◆ **Your instructions**: In your copy, reproduce the entries exactly as they are, minus the images.

◆ **Material provided**:
* begin *
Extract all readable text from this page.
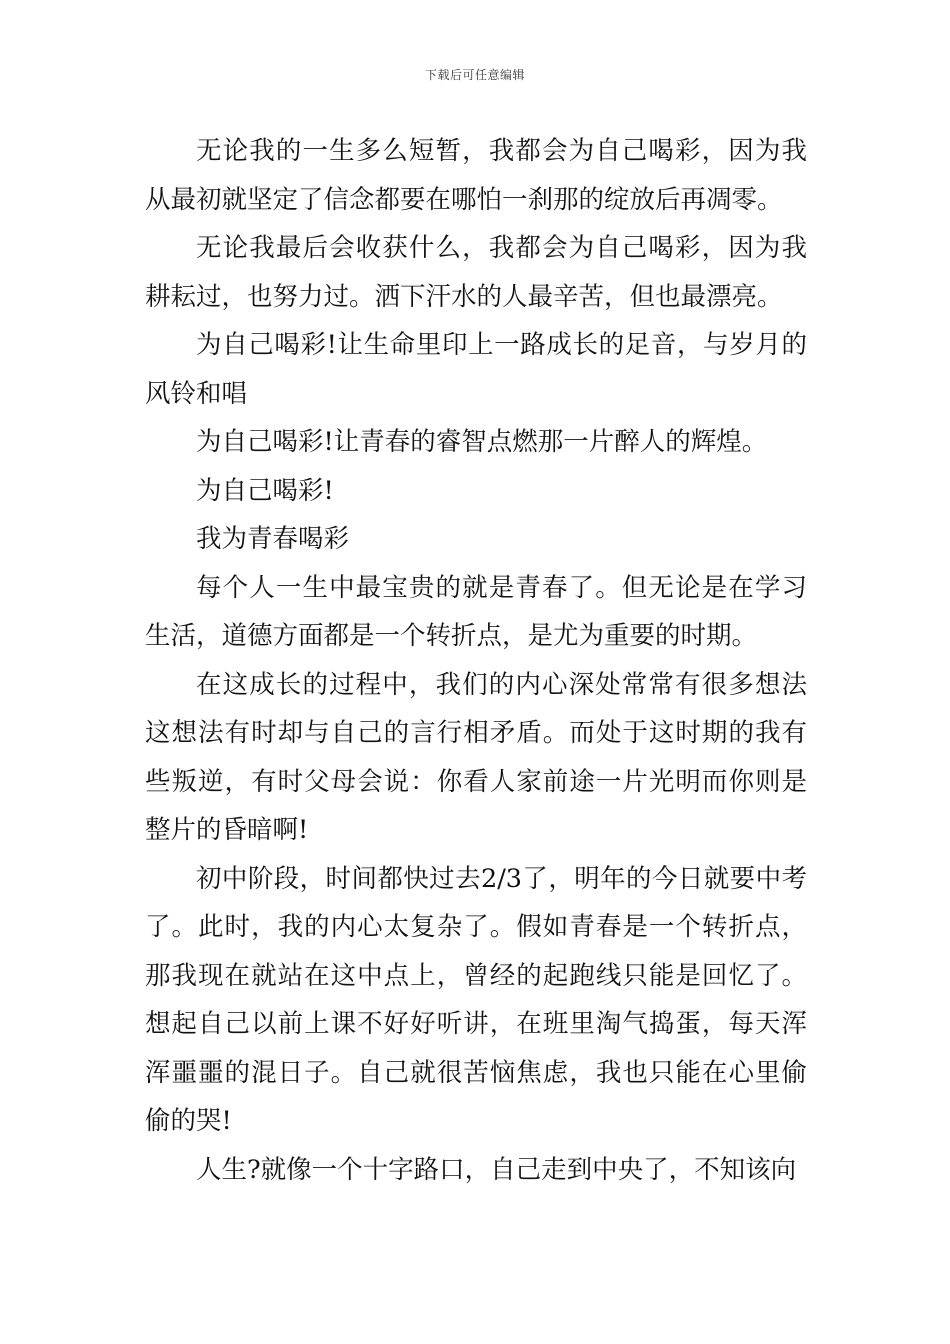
下载后可任意编辑

无论我的一生多么短暂，我都会为自己喝彩，因为我从最初就坚定了信念都要在哪怕一刹那的绽放后再凋零。

无论我最后会收获什么，我都会为自己喝彩，因为我耕耘过，也努力过。洒下汗水的人最辛苦，但也最漂亮。

为自己喝彩!让生命里印上一路成长的足音，与岁月的风铃和唱

为自己喝彩!让青春的睿智点燃那一片醉人的辉煌。

为自己喝彩!

我为青春喝彩

每个人一生中最宝贵的就是青春了。但无论是在学习生活，道德方面都是一个转折点，是尤为重要的时期。

在这成长的过程中，我们的内心深处常常有很多想法这想法有时却与自己的言行相矛盾。而处于这时期的我有些叛逆，有时父母会说：你看人家前途一片光明而你则是整片的昏暗啊!

初中阶段，时间都快过去2/3了，明年的今日就要中考了。此时，我的内心太复杂了。假如青春是一个转折点，那我现在就站在这中点上，曾经的起跑线只能是回忆了。想起自己以前上课不好好听讲，在班里淘气捣蛋，每天浑浑噩噩的混日子。自己就很苦恼焦虑，我也只能在心里偷偷的哭!

人生?就像一个十字路口，自己走到中央了，不知该向
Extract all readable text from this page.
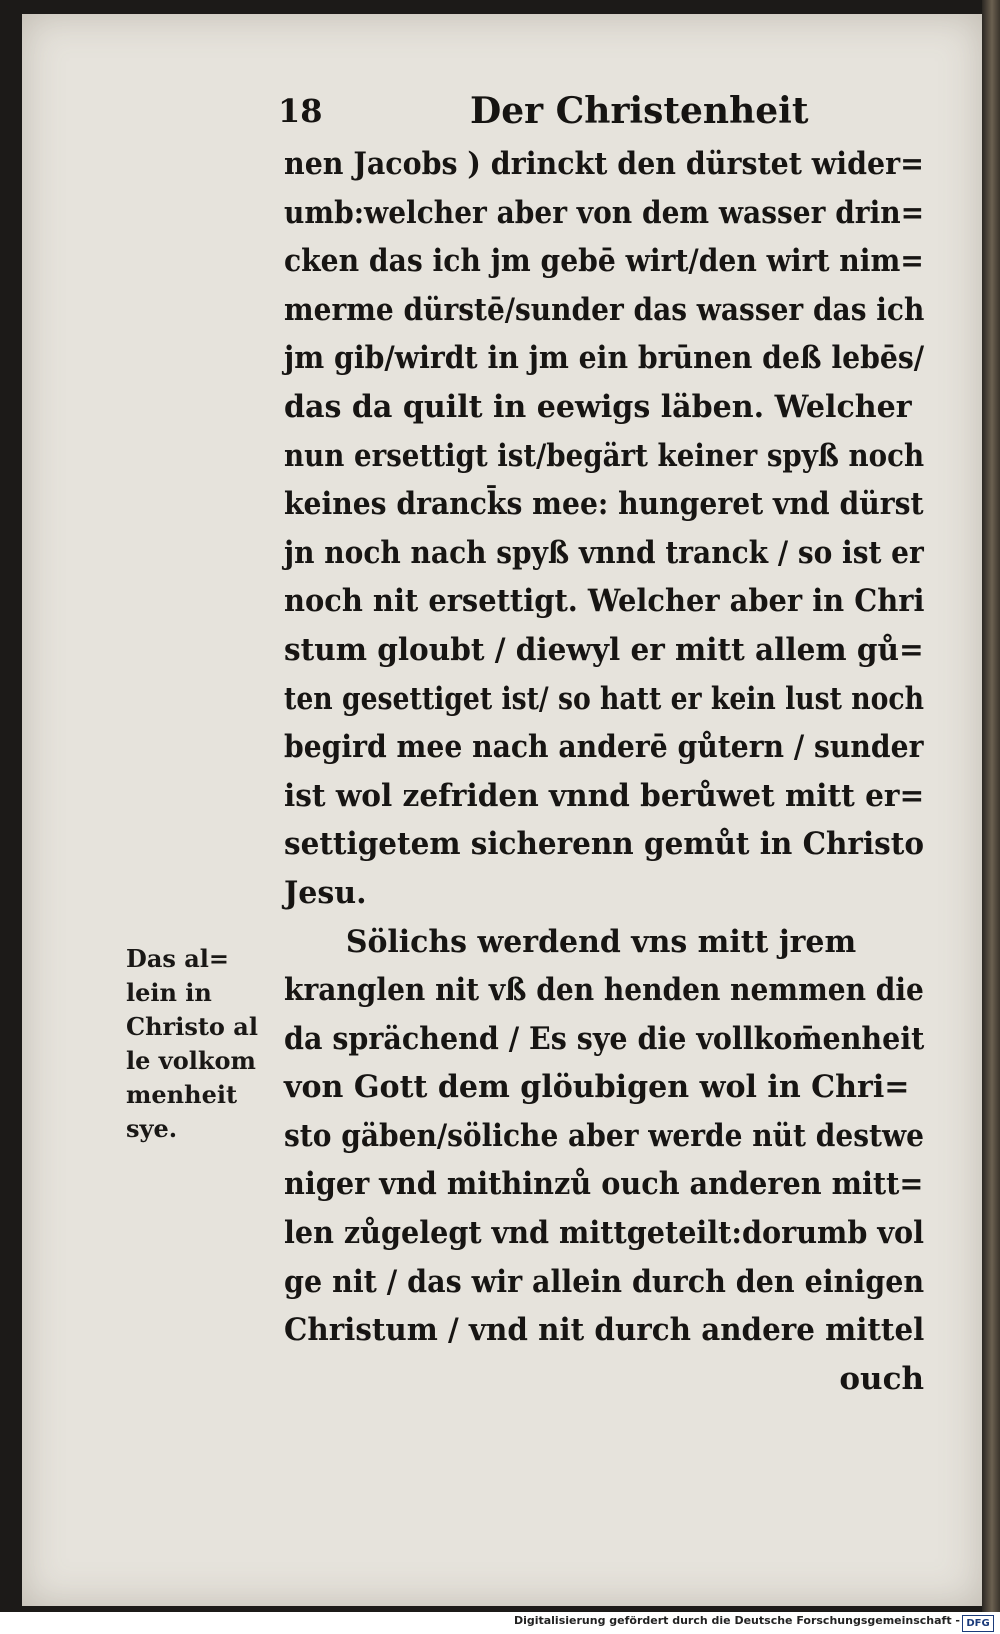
18	Der Christenheit
nen Jacobs ) drinckt den dürstet wider=
umb:welcher aber von dem wasser drin=
cken das ich jm gebē wirt/den wirt nim=
merme dürstē/sunder das wasser das ich
jm gib/wirdt in jm ein brūnen deß lebēs/
das da quilt in eewigs läben. Welcher
nun ersettigt ist/begärt keiner spyß noch
keines dranck̄s mee: hungeret vnd dürst
jn noch nach spyß vnnd tranck / so ist er
noch nit ersettigt. Welcher aber in Chri
stum gloubt / diewyl er mitt allem gů=
ten gesettiget ist/ so hatt er kein lust noch
begird mee nach anderē gůtern / sunder
ist wol zefriden vnnd berůwet mitt er=
settigetem sicherenn gemůt in Christo
Jesu.
Sölichs werdend vns mitt jrem
kranglen nit vß den henden nemmen die
da sprächend / Es sye die vollkom̄enheit
von Gott dem glöubigen wol in Chri=
sto gäben/söliche aber werde nüt destwe
niger vnd mithinzů ouch anderen mitt=
len zůgelegt vnd mittgeteilt:dorumb vol
ge nit / das wir allein durch den einigen
Christum / vnd nit durch andere mittel
ouch
Das al=
lein in
Christo al
le volkom
menheit
sye.
Digitalisierung gefördert durch die Deutsche Forschungsgemeinschaft - DFG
* end *
◆ **Response below**:
Extract all readable text from this page.
下载后可任意编辑

无论我的一生多么短暂，我都会为自己喝彩，因为我从最初就坚定了信念都要在哪怕一刹那的绽放后再凋零。

无论我最后会收获什么，我都会为自己喝彩，因为我耕耘过，也努力过。洒下汗水的人最辛苦，但也最漂亮。

为自己喝彩!让生命里印上一路成长的足音，与岁月的风铃和唱

为自己喝彩!让青春的睿智点燃那一片醉人的辉煌。

为自己喝彩!

我为青春喝彩

每个人一生中最宝贵的就是青春了。但无论是在学习生活，道德方面都是一个转折点，是尤为重要的时期。

在这成长的过程中，我们的内心深处常常有很多想法这想法有时却与自己的言行相矛盾。而处于这时期的我有些叛逆，有时父母会说：你看人家前途一片光明而你则是整片的昏暗啊!

初中阶段，时间都快过去2/3了，明年的今日就要中考了。此时，我的内心太复杂了。假如青春是一个转折点，那我现在就站在这中点上，曾经的起跑线只能是回忆了。想起自己以前上课不好好听讲，在班里淘气捣蛋，每天浑浑噩噩的混日子。自己就很苦恼焦虑，我也只能在心里偷偷的哭!

人生?就像一个十字路口，自己走到中央了，不知该向
Extract all readable text from this page.
18	Der Christenheit
nen Jacobs ) drinckt den dürstet wider=
umb:welcher aber von dem wasser drin=
cken das ich jm gebē wirt/den wirt nim=
merme dürstē/sunder das wasser das ich
jm gib/wirdt in jm ein brūnen deß lebēs/
das da quilt in eewigs läben. Welcher
nun ersettigt ist/begärt keiner spyß noch
keines dranck̄s mee: hungeret vnd dürst
jn noch nach spyß vnnd tranck / so ist er
noch nit ersettigt. Welcher aber in Chri
stum gloubt / diewyl er mitt allem gů=
ten gesettiget ist/ so hatt er kein lust noch
begird mee nach anderē gůtern / sunder
ist wol zefriden vnnd berůwet mitt er=
settigetem sicherenn gemůt in Christo
Jesu.
Sölichs werdend vns mitt jrem
kranglen nit vß den henden nemmen die
da sprächend / Es sye die vollkom̄enheit
von Gott dem glöubigen wol in Chri=
sto gäben/söliche aber werde nüt destwe
niger vnd mithinzů ouch anderen mitt=
len zůgelegt vnd mittgeteilt:dorumb vol
ge nit / das wir allein durch den einigen
Christum / vnd nit durch andere mittel
ouch
Das al=
lein in
Christo al
le volkom
menheit
sye.
Digitalisierung gefördert durch die Deutsche Forschungsgemeinschaft - DFG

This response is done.